**WHAT YOU ARE ASKED TO DO**
Would you quote every entry exactly, dropping only the pictures?

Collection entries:
....

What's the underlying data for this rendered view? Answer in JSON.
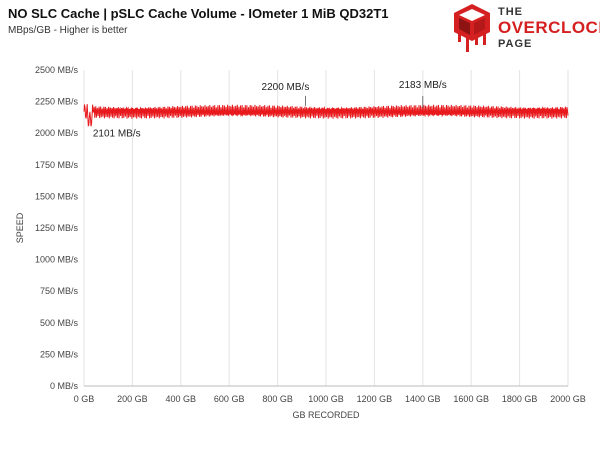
{
  "chart_data": {
    "type": "line",
    "title": "NO SLC Cache | pSLC Cache Volume - IOmeter 1 MiB QD32T1",
    "subtitle": "MBps/GB - Higher is better",
    "xlabel": "GB RECORDED",
    "ylabel": "SPEED",
    "xlim": [
      0,
      2000
    ],
    "ylim": [
      0,
      2500
    ],
    "x_ticks": [
      "0 GB",
      "200 GB",
      "400 GB",
      "600 GB",
      "800 GB",
      "1000 GB",
      "1200 GB",
      "1400 GB",
      "1600 GB",
      "1800 GB",
      "2000 GB"
    ],
    "y_ticks": [
      "0 MB/s",
      "250 MB/s",
      "500 MB/s",
      "750 MB/s",
      "1000 MB/s",
      "1250 MB/s",
      "1500 MB/s",
      "1750 MB/s",
      "2000 MB/s",
      "2250 MB/s",
      "2500 MB/s"
    ],
    "grid": "vertical",
    "series": [
      {
        "color": "#e8191c",
        "x_range": [
          0,
          2000
        ],
        "baseline": 2170,
        "amplitude_min": 2110,
        "amplitude_max": 2220
      }
    ],
    "annotations": [
      {
        "text": "2101 MB/s",
        "x": 20,
        "y": 2101
      },
      {
        "text": "2200 MB/s",
        "x": 915,
        "y": 2200
      },
      {
        "text": "2183 MB/s",
        "x": 1400,
        "y": 2183
      }
    ]
  },
  "logo": {
    "the": "THE",
    "main": "OVERCLOCK",
    "page": "PAGE",
    "color": "#d42020"
  }
}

....

**REPLY**
What's the underlying data for this rendered view? Answer in JSON.
{
  "chart_data": {
    "type": "line",
    "title": "NO SLC Cache | pSLC Cache Volume - IOmeter 1 MiB QD32T1",
    "subtitle": "MBps/GB - Higher is better",
    "xlabel": "GB RECORDED",
    "ylabel": "SPEED",
    "xlim": [
      0,
      2000
    ],
    "ylim": [
      0,
      2500
    ],
    "x_ticks": [
      "0 GB",
      "200 GB",
      "400 GB",
      "600 GB",
      "800 GB",
      "1000 GB",
      "1200 GB",
      "1400 GB",
      "1600 GB",
      "1800 GB",
      "2000 GB"
    ],
    "y_ticks": [
      "0 MB/s",
      "250 MB/s",
      "500 MB/s",
      "750 MB/s",
      "1000 MB/s",
      "1250 MB/s",
      "1500 MB/s",
      "1750 MB/s",
      "2000 MB/s",
      "2250 MB/s",
      "2500 MB/s"
    ],
    "grid": "vertical",
    "series": [
      {
        "color": "#e8191c",
        "x_range": [
          0,
          2000
        ],
        "baseline": 2170,
        "amplitude_min": 2110,
        "amplitude_max": 2220
      }
    ],
    "annotations": [
      {
        "text": "2101 MB/s",
        "x": 20,
        "y": 2101
      },
      {
        "text": "2200 MB/s",
        "x": 915,
        "y": 2200
      },
      {
        "text": "2183 MB/s",
        "x": 1400,
        "y": 2183
      }
    ]
  },
  "logo": {
    "the": "THE",
    "main": "OVERCLOCK",
    "page": "PAGE",
    "color": "#d42020"
  }
}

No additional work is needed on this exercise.